RECORDS TO USE
______________________________

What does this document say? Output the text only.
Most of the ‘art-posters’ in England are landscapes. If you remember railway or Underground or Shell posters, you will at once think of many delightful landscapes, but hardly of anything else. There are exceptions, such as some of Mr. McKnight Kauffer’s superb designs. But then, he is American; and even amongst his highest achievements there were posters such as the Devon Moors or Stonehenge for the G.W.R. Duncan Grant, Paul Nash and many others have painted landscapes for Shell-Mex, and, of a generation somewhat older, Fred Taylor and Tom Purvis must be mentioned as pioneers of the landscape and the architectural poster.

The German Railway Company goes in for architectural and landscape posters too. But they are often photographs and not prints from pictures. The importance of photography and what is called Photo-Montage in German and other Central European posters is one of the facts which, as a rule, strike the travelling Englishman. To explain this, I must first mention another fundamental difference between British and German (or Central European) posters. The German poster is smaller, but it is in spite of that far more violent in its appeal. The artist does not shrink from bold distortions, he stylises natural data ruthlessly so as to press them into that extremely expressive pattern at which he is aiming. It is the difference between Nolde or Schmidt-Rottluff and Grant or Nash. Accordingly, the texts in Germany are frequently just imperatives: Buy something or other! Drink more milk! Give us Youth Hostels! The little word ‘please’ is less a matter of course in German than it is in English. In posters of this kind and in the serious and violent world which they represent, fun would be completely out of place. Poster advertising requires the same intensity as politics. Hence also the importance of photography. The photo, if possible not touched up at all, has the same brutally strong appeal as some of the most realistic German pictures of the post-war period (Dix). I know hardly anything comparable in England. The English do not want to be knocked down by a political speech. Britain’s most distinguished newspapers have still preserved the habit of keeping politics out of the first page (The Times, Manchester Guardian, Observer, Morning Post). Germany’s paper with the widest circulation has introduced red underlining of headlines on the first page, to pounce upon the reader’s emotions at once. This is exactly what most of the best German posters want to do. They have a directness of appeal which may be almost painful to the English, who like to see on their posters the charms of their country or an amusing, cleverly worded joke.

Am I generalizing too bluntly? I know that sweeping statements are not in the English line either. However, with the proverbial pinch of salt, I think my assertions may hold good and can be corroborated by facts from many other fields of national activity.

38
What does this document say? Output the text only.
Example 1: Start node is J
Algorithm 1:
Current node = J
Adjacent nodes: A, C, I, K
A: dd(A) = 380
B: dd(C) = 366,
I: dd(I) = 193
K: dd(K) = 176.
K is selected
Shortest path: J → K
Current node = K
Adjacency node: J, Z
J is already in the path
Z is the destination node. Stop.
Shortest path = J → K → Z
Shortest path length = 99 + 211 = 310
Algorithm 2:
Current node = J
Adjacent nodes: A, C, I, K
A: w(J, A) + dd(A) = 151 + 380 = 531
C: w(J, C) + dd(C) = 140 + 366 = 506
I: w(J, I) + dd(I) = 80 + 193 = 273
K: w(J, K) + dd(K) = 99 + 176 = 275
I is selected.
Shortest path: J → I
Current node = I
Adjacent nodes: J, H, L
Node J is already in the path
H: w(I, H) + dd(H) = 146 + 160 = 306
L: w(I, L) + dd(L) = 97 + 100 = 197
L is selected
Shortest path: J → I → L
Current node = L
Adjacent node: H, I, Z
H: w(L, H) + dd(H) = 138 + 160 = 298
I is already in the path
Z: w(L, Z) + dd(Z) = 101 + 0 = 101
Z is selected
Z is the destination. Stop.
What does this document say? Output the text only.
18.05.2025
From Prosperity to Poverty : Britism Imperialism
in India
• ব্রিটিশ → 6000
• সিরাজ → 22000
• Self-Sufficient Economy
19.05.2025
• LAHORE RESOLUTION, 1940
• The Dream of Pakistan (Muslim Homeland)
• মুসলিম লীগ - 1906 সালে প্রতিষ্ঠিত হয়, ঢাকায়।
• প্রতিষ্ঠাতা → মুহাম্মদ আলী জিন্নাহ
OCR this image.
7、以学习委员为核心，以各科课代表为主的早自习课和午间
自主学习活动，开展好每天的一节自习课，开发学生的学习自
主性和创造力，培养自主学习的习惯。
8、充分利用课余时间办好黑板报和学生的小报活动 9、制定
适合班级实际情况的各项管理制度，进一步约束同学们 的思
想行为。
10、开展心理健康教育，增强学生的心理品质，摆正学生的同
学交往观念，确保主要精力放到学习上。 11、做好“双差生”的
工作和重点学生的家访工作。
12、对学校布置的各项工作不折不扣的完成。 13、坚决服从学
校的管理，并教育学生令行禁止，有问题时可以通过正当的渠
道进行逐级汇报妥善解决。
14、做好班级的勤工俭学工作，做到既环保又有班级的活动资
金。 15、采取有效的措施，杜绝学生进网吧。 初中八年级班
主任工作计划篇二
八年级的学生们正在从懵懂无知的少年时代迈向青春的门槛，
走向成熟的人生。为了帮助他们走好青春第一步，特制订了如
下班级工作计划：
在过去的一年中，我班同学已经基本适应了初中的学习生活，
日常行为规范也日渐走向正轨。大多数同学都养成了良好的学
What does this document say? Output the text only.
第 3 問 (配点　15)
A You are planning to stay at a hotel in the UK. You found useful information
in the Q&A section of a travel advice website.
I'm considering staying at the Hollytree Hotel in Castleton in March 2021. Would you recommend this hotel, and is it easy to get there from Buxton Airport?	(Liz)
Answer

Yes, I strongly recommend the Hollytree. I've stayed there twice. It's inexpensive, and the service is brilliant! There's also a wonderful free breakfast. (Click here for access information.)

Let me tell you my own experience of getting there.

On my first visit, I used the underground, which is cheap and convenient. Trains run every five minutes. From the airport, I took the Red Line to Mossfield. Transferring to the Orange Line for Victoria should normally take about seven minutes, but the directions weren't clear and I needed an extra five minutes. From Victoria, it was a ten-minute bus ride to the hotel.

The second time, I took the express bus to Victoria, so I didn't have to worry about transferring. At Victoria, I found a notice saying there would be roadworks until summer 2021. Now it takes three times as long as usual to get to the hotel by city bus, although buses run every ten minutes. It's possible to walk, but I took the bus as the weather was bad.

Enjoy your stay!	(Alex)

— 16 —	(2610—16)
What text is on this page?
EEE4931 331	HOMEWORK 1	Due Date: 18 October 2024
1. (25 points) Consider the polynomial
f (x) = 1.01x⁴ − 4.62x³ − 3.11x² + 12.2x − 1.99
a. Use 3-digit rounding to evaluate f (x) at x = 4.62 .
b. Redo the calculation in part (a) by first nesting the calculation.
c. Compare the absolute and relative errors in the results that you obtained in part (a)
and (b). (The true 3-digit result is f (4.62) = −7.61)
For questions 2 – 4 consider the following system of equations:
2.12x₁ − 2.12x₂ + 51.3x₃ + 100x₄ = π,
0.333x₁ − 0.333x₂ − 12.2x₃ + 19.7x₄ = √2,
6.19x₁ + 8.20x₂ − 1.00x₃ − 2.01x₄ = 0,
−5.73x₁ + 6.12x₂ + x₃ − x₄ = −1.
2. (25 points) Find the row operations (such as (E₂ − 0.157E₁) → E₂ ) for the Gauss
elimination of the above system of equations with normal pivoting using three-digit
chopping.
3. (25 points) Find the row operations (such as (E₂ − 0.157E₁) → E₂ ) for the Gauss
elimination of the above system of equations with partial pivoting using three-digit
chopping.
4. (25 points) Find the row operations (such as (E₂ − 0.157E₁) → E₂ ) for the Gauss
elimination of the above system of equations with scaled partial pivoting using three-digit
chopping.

______________________________

Reproduce the listing in full. Keep it exactly as written.

TASK RESULT
What does this document say? Output the text only.
Most of the ‘art-posters’ in England are landscapes. If you remember railway or Underground or Shell posters, you will at once think of many delightful landscapes, but hardly of anything else. There are exceptions, such as some of Mr. McKnight Kauffer’s superb designs. But then, he is American; and even amongst his highest achievements there were posters such as the Devon Moors or Stonehenge for the G.W.R. Duncan Grant, Paul Nash and many others have painted landscapes for Shell-Mex, and, of a generation somewhat older, Fred Taylor and Tom Purvis must be mentioned as pioneers of the landscape and the architectural poster.

The German Railway Company goes in for architectural and landscape posters too. But they are often photographs and not prints from pictures. The importance of photography and what is called Photo-Montage in German and other Central European posters is one of the facts which, as a rule, strike the travelling Englishman. To explain this, I must first mention another fundamental difference between British and German (or Central European) posters. The German poster is smaller, but it is in spite of that far more violent in its appeal. The artist does not shrink from bold distortions, he stylises natural data ruthlessly so as to press them into that extremely expressive pattern at which he is aiming. It is the difference between Nolde or Schmidt-Rottluff and Grant or Nash. Accordingly, the texts in Germany are frequently just imperatives: Buy something or other! Drink more milk! Give us Youth Hostels! The little word ‘please’ is less a matter of course in German than it is in English. In posters of this kind and in the serious and violent world which they represent, fun would be completely out of place. Poster advertising requires the same intensity as politics. Hence also the importance of photography. The photo, if possible not touched up at all, has the same brutally strong appeal as some of the most realistic German pictures of the post-war period (Dix). I know hardly anything comparable in England. The English do not want to be knocked down by a political speech. Britain’s most distinguished newspapers have still preserved the habit of keeping politics out of the first page (The Times, Manchester Guardian, Observer, Morning Post). Germany’s paper with the widest circulation has introduced red underlining of headlines on the first page, to pounce upon the reader’s emotions at once. This is exactly what most of the best German posters want to do. They have a directness of appeal which may be almost painful to the English, who like to see on their posters the charms of their country or an amusing, cleverly worded joke.

Am I generalizing too bluntly? I know that sweeping statements are not in the English line either. However, with the proverbial pinch of salt, I think my assertions may hold good and can be corroborated by facts from many other fields of national activity.

38
What does this document say? Output the text only.
Example 1: Start node is J
Algorithm 1:
Current node = J
Adjacent nodes: A, C, I, K
A: dd(A) = 380
B: dd(C) = 366,
I: dd(I) = 193
K: dd(K) = 176.
K is selected
Shortest path: J → K
Current node = K
Adjacency node: J, Z
J is already in the path
Z is the destination node. Stop.
Shortest path = J → K → Z
Shortest path length = 99 + 211 = 310
Algorithm 2:
Current node = J
Adjacent nodes: A, C, I, K
A: w(J, A) + dd(A) = 151 + 380 = 531
C: w(J, C) + dd(C) = 140 + 366 = 506
I: w(J, I) + dd(I) = 80 + 193 = 273
K: w(J, K) + dd(K) = 99 + 176 = 275
I is selected.
Shortest path: J → I
Current node = I
Adjacent nodes: J, H, L
Node J is already in the path
H: w(I, H) + dd(H) = 146 + 160 = 306
L: w(I, L) + dd(L) = 97 + 100 = 197
L is selected
Shortest path: J → I → L
Current node = L
Adjacent node: H, I, Z
H: w(L, H) + dd(H) = 138 + 160 = 298
I is already in the path
Z: w(L, Z) + dd(Z) = 101 + 0 = 101
Z is selected
Z is the destination. Stop.
What does this document say? Output the text only.
18.05.2025
From Prosperity to Poverty : Britism Imperialism
in India
• ব্রিটিশ → 6000
• সিরাজ → 22000
• Self-Sufficient Economy
19.05.2025
• LAHORE RESOLUTION, 1940
• The Dream of Pakistan (Muslim Homeland)
• মুসলিম লীগ - 1906 সালে প্রতিষ্ঠিত হয়, ঢাকায়।
• প্রতিষ্ঠাতা → মুহাম্মদ আলী জিন্নাহ
OCR this image.
7、以学习委员为核心，以各科课代表为主的早自习课和午间
自主学习活动，开展好每天的一节自习课，开发学生的学习自
主性和创造力，培养自主学习的习惯。
8、充分利用课余时间办好黑板报和学生的小报活动 9、制定
适合班级实际情况的各项管理制度，进一步约束同学们 的思
想行为。
10、开展心理健康教育，增强学生的心理品质，摆正学生的同
学交往观念，确保主要精力放到学习上。 11、做好“双差生”的
工作和重点学生的家访工作。
12、对学校布置的各项工作不折不扣的完成。 13、坚决服从学
校的管理，并教育学生令行禁止，有问题时可以通过正当的渠
道进行逐级汇报妥善解决。
14、做好班级的勤工俭学工作，做到既环保又有班级的活动资
金。 15、采取有效的措施，杜绝学生进网吧。 初中八年级班
主任工作计划篇二
八年级的学生们正在从懵懂无知的少年时代迈向青春的门槛，
走向成熟的人生。为了帮助他们走好青春第一步，特制订了如
下班级工作计划：
在过去的一年中，我班同学已经基本适应了初中的学习生活，
日常行为规范也日渐走向正轨。大多数同学都养成了良好的学
What does this document say? Output the text only.
第 3 問 (配点　15)
A You are planning to stay at a hotel in the UK. You found useful information
in the Q&A section of a travel advice website.
I'm considering staying at the Hollytree Hotel in Castleton in March 2021. Would you recommend this hotel, and is it easy to get there from Buxton Airport?	(Liz)
Answer

Yes, I strongly recommend the Hollytree. I've stayed there twice. It's inexpensive, and the service is brilliant! There's also a wonderful free breakfast. (Click here for access information.)

Let me tell you my own experience of getting there.

On my first visit, I used the underground, which is cheap and convenient. Trains run every five minutes. From the airport, I took the Red Line to Mossfield. Transferring to the Orange Line for Victoria should normally take about seven minutes, but the directions weren't clear and I needed an extra five minutes. From Victoria, it was a ten-minute bus ride to the hotel.

The second time, I took the express bus to Victoria, so I didn't have to worry about transferring. At Victoria, I found a notice saying there would be roadworks until summer 2021. Now it takes three times as long as usual to get to the hotel by city bus, although buses run every ten minutes. It's possible to walk, but I took the bus as the weather was bad.

Enjoy your stay!	(Alex)

— 16 —	(2610—16)
What text is on this page?
EEE4931 331	HOMEWORK 1	Due Date: 18 October 2024
1. (25 points) Consider the polynomial
f (x) = 1.01x⁴ − 4.62x³ − 3.11x² + 12.2x − 1.99
a. Use 3-digit rounding to evaluate f (x) at x = 4.62 .
b. Redo the calculation in part (a) by first nesting the calculation.
c. Compare the absolute and relative errors in the results that you obtained in part (a)
and (b). (The true 3-digit result is f (4.62) = −7.61)
For questions 2 – 4 consider the following system of equations:
2.12x₁ − 2.12x₂ + 51.3x₃ + 100x₄ = π,
0.333x₁ − 0.333x₂ − 12.2x₃ + 19.7x₄ = √2,
6.19x₁ + 8.20x₂ − 1.00x₃ − 2.01x₄ = 0,
−5.73x₁ + 6.12x₂ + x₃ − x₄ = −1.
2. (25 points) Find the row operations (such as (E₂ − 0.157E₁) → E₂ ) for the Gauss
elimination of the above system of equations with normal pivoting using three-digit
chopping.
3. (25 points) Find the row operations (such as (E₂ − 0.157E₁) → E₂ ) for the Gauss
elimination of the above system of equations with partial pivoting using three-digit
chopping.
4. (25 points) Find the row operations (such as (E₂ − 0.157E₁) → E₂ ) for the Gauss
elimination of the above system of equations with scaled partial pivoting using three-digit
chopping.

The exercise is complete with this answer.